Every record must be repeated exactly; omit any pictures they contain.
-=-=-=-=-
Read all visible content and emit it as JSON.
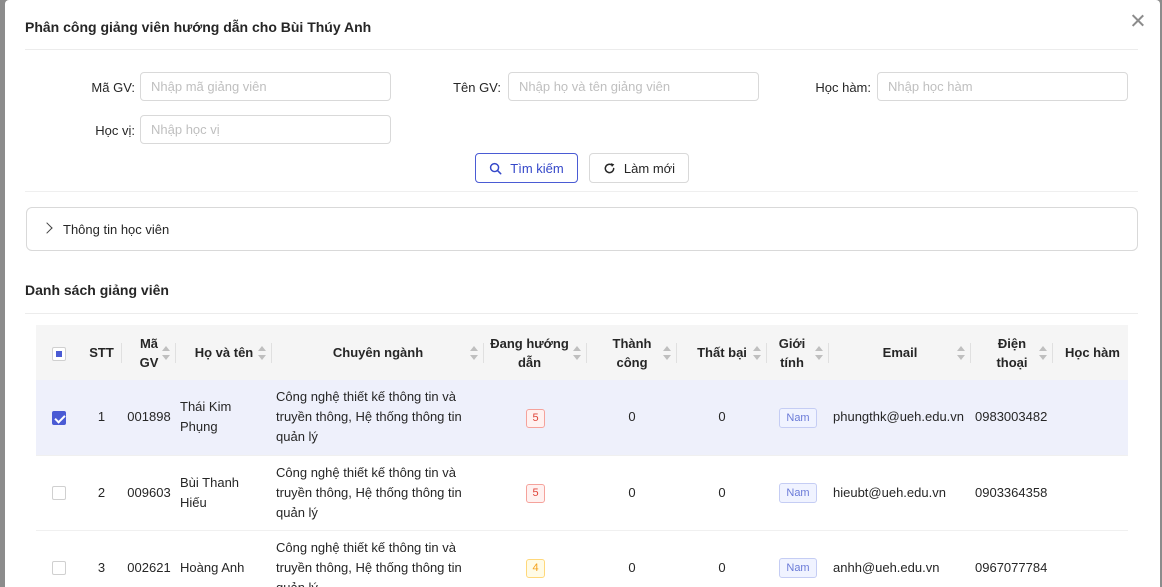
{
  "modal": {
    "title": "Phân công giảng viên hướng dẫn cho Bùi Thúy Anh"
  },
  "filters": {
    "ma_gv": {
      "label": "Mã GV:",
      "placeholder": "Nhập mã giảng viên"
    },
    "ten_gv": {
      "label": "Tên GV:",
      "placeholder": "Nhập họ và tên giảng viên"
    },
    "hoc_ham": {
      "label": "Học hàm:",
      "placeholder": "Nhập học hàm"
    },
    "hoc_vi": {
      "label": "Học vị:",
      "placeholder": "Nhập học vị"
    },
    "search_label": "Tìm kiếm",
    "reset_label": "Làm mới"
  },
  "collapse": {
    "label": "Thông tin học viên"
  },
  "section": {
    "title": "Danh sách giảng viên"
  },
  "table": {
    "headers": [
      "STT",
      "Mã GV",
      "Họ và tên",
      "Chuyên ngành",
      "Đang hướng dẫn",
      "Thành công",
      "Thất bại",
      "Giới tính",
      "Email",
      "Điện thoại",
      "Học hàm"
    ],
    "rows": [
      {
        "checked": true,
        "stt": "1",
        "ma_gv": "001898",
        "ho_ten": "Thái Kim Phụng",
        "chuyen_nganh": "Công nghệ thiết kế thông tin và truyền thông, Hệ thống thông tin quản lý",
        "dang_huong_dan": "5",
        "thanh_cong": "0",
        "that_bai": "0",
        "gioi_tinh": "Nam",
        "email": "phungthk@ueh.edu.vn",
        "dien_thoai": "0983003482"
      },
      {
        "checked": false,
        "stt": "2",
        "ma_gv": "009603",
        "ho_ten": "Bùi Thanh Hiếu",
        "chuyen_nganh": "Công nghệ thiết kế thông tin và truyền thông, Hệ thống thông tin quản lý",
        "dang_huong_dan": "5",
        "thanh_cong": "0",
        "that_bai": "0",
        "gioi_tinh": "Nam",
        "email": "hieubt@ueh.edu.vn",
        "dien_thoai": "0903364358"
      },
      {
        "checked": false,
        "stt": "3",
        "ma_gv": "002621",
        "ho_ten": "Hoàng Anh",
        "chuyen_nganh": "Công nghệ thiết kế thông tin và truyền thông, Hệ thống thông tin quản lý",
        "dang_huong_dan": "4",
        "thanh_cong": "0",
        "that_bai": "0",
        "gioi_tinh": "Nam",
        "email": "anhh@ueh.edu.vn",
        "dien_thoai": "0967077784"
      }
    ]
  },
  "colors": {
    "primary": "#4a5bd4",
    "selected_row": "#eef0fb",
    "badge_red": "#e0453b",
    "badge_orange": "#f4a21c"
  }
}
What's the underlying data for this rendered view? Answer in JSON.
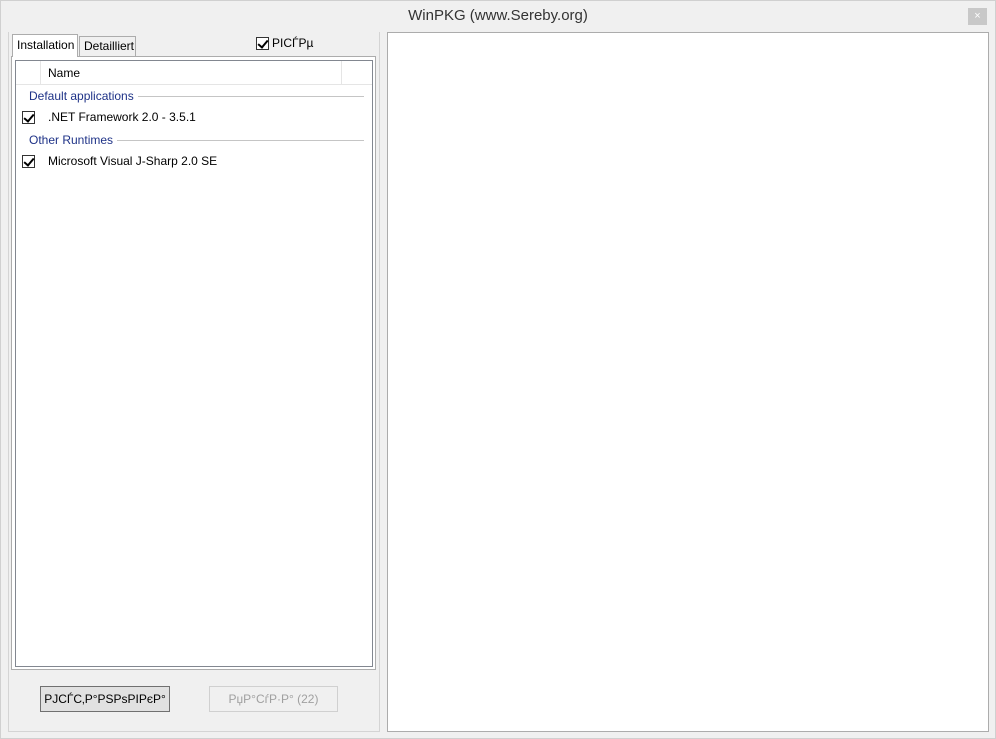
-=-=-=-=-
** Worked answer **
Read all visible content and emit it as JSON.
{
  "modal": {
    "title": "Phân công giảng viên hướng dẫn cho Bùi Thúy Anh"
  },
  "filters": {
    "ma_gv": {
      "label": "Mã GV:",
      "placeholder": "Nhập mã giảng viên"
    },
    "ten_gv": {
      "label": "Tên GV:",
      "placeholder": "Nhập họ và tên giảng viên"
    },
    "hoc_ham": {
      "label": "Học hàm:",
      "placeholder": "Nhập học hàm"
    },
    "hoc_vi": {
      "label": "Học vị:",
      "placeholder": "Nhập học vị"
    },
    "search_label": "Tìm kiếm",
    "reset_label": "Làm mới"
  },
  "collapse": {
    "label": "Thông tin học viên"
  },
  "section": {
    "title": "Danh sách giảng viên"
  },
  "table": {
    "headers": [
      "STT",
      "Mã GV",
      "Họ và tên",
      "Chuyên ngành",
      "Đang hướng dẫn",
      "Thành công",
      "Thất bại",
      "Giới tính",
      "Email",
      "Điện thoại",
      "Học hàm"
    ],
    "rows": [
      {
        "checked": true,
        "stt": "1",
        "ma_gv": "001898",
        "ho_ten": "Thái Kim Phụng",
        "chuyen_nganh": "Công nghệ thiết kế thông tin và truyền thông, Hệ thống thông tin quản lý",
        "dang_huong_dan": "5",
        "thanh_cong": "0",
        "that_bai": "0",
        "gioi_tinh": "Nam",
        "email": "phungthk@ueh.edu.vn",
        "dien_thoai": "0983003482"
      },
      {
        "checked": false,
        "stt": "2",
        "ma_gv": "009603",
        "ho_ten": "Bùi Thanh Hiếu",
        "chuyen_nganh": "Công nghệ thiết kế thông tin và truyền thông, Hệ thống thông tin quản lý",
        "dang_huong_dan": "5",
        "thanh_cong": "0",
        "that_bai": "0",
        "gioi_tinh": "Nam",
        "email": "hieubt@ueh.edu.vn",
        "dien_thoai": "0903364358"
      },
      {
        "checked": false,
        "stt": "3",
        "ma_gv": "002621",
        "ho_ten": "Hoàng Anh",
        "chuyen_nganh": "Công nghệ thiết kế thông tin và truyền thông, Hệ thống thông tin quản lý",
        "dang_huong_dan": "4",
        "thanh_cong": "0",
        "that_bai": "0",
        "gioi_tinh": "Nam",
        "email": "anhh@ueh.edu.vn",
        "dien_thoai": "0967077784"
      }
    ]
  },
  "colors": {
    "primary": "#4a5bd4",
    "selected_row": "#eef0fb",
    "badge_red": "#e0453b",
    "badge_orange": "#f4a21c"
  }
}
What's the underlying data for this rendered view? Answer in JSON.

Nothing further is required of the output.